* 引用段落
▼
得到训练好的pth后,下一并将其进行部署及效果评估
可以在jupyter notebook中进行此操作,文件为robomimic文件夹中的examples/notebooks/run_policy.ipynb
本文采用pycharm调试
该脚本用于在环境中评估策略,主要包括从model zoo下载checkpoint,在pytorch中加载checkpoint,并运行评估policy
目录
一、参数说明
二、Terminal运行
1. 执行评估策略
2. 保存方法1
3. 保存方法2
三、逐步运行与解析(run a trained policy and visualize the rollout)
1. 库引用
2. 下载policy checkpoint
3. 加载trained policy
4. 创建 rollout 环境
5. 定义 rollout 循环
6. 运行policy
7. 可视化 rollout
8.运行结果
一、参数说明
"""
The main script for evaluating a policy in an environment.
Args:
agent (str): path to saved checkpoint pth file
horizon (int): if provided, override maximum horizon of rollout from the one
in the checkpoint
env (str): if provided, override name of env from the one in the checkpoint,
and use it for rollouts
render (bool): if flag is provided, use on-screen rendering during rollouts
video_path (str): if provided, render trajectories to this video file path
video_skip (int): render frames to a video every @video_skip steps
camera_names (str or [str]): camera name(s) to use for rendering on-screen or to video
dataset_path (str): if provided, an hdf5 file will be written at this path with the
rollout data
dataset_obs (bool): if flag is provided, and @dataset_path is provided, include
possible high-dimensional observations in output dataset hdf5 file (by default,
observations are excluded and only simulator states are saved).
seed (int): if provided, set seed for rollouts
Example usage:
# Evaluate a policy with 50 rollouts of maximum horizon 400 and save the rollouts to a video.
# Visualize the agentview and wrist cameras during the rollout.
python run_trained_agent.py --agent /path/to/model.pth \
--n_rollouts 50 --horizon 400 --seed 0 \
--video_path /path/to/output.mp4 \
--camera_names agentview robot0_eye_in_hand
# Write the 50 agent rollouts to a new dataset hdf5.
▲
源数据:
▼
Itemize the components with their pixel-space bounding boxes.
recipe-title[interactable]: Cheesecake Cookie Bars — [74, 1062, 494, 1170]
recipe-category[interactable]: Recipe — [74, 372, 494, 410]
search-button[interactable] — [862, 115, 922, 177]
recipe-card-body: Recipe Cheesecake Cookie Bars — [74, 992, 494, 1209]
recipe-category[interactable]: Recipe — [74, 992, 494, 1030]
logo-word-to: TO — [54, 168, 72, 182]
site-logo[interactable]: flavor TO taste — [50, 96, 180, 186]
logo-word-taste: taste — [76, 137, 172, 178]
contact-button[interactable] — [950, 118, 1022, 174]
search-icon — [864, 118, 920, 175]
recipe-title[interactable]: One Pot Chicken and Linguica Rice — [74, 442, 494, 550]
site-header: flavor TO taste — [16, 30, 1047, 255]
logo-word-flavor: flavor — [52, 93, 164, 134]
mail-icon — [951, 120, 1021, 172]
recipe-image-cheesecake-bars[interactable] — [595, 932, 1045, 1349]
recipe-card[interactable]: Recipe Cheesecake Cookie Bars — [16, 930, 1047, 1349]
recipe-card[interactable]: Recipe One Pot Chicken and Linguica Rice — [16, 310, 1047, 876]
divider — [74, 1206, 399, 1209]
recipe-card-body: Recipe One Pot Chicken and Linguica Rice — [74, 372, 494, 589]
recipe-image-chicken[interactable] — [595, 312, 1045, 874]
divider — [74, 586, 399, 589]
▲
* 简短问题
根据上面的引用段落回答下列问题:
(a) 文中说本文采用什么工具调试?
(b) 参数 video_skip 的作用是什么?
(c) 示例用法里评估策略时跑多少次 rollout,最大 horizon 是多少?

* 本题答案
(a) pycharm。
(b) 每隔 video_skip 步把一帧渲染到视频里。
(c) 50 次 rollout,最大 horizon 为 400。